EXERCISE: Exactly as given, repeat all of the entries.
** start MATERIAL **
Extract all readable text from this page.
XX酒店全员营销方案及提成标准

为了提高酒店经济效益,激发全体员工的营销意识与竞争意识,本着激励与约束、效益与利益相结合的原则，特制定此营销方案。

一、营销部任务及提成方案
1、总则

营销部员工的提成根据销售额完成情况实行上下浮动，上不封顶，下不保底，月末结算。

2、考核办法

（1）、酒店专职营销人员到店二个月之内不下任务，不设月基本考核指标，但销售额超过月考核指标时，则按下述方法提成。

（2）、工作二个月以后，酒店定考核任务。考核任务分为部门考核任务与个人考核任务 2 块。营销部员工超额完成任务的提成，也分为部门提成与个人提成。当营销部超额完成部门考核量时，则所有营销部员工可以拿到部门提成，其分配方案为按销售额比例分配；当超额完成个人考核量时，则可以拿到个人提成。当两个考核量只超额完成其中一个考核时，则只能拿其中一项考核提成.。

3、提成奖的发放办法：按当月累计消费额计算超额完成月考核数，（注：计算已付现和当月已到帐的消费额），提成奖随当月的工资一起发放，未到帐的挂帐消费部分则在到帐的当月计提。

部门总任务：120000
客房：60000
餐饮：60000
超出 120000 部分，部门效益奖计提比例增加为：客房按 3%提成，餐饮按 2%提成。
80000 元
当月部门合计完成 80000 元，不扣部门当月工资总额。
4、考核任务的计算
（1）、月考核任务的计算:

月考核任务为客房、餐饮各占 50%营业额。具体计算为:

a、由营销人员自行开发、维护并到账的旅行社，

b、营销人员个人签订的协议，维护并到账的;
** end MATERIAL **
SOLVED PROBLEM:
Extract all readable text from this page.
XX酒店全员营销方案及提成标准

为了提高酒店经济效益,激发全体员工的营销意识与竞争意识,本着激励与约束、效益与利益相结合的原则，特制定此营销方案。

一、营销部任务及提成方案
1、总则

营销部员工的提成根据销售额完成情况实行上下浮动，上不封顶，下不保底，月末结算。

2、考核办法

（1）、酒店专职营销人员到店二个月之内不下任务，不设月基本考核指标，但销售额超过月考核指标时，则按下述方法提成。

（2）、工作二个月以后，酒店定考核任务。考核任务分为部门考核任务与个人考核任务 2 块。营销部员工超额完成任务的提成，也分为部门提成与个人提成。当营销部超额完成部门考核量时，则所有营销部员工可以拿到部门提成，其分配方案为按销售额比例分配；当超额完成个人考核量时，则可以拿到个人提成。当两个考核量只超额完成其中一个考核时，则只能拿其中一项考核提成.。

3、提成奖的发放办法：按当月累计消费额计算超额完成月考核数，（注：计算已付现和当月已到帐的消费额），提成奖随当月的工资一起发放，未到帐的挂帐消费部分则在到帐的当月计提。

部门总任务：120000
客房：60000
餐饮：60000
超出 120000 部分，部门效益奖计提比例增加为：客房按 3%提成，餐饮按 2%提成。
80000 元
当月部门合计完成 80000 元，不扣部门当月工资总额。
4、考核任务的计算
（1）、月考核任务的计算:

月考核任务为客房、餐饮各占 50%营业额。具体计算为:

a、由营销人员自行开发、维护并到账的旅行社，

b、营销人员个人签订的协议，维护并到账的;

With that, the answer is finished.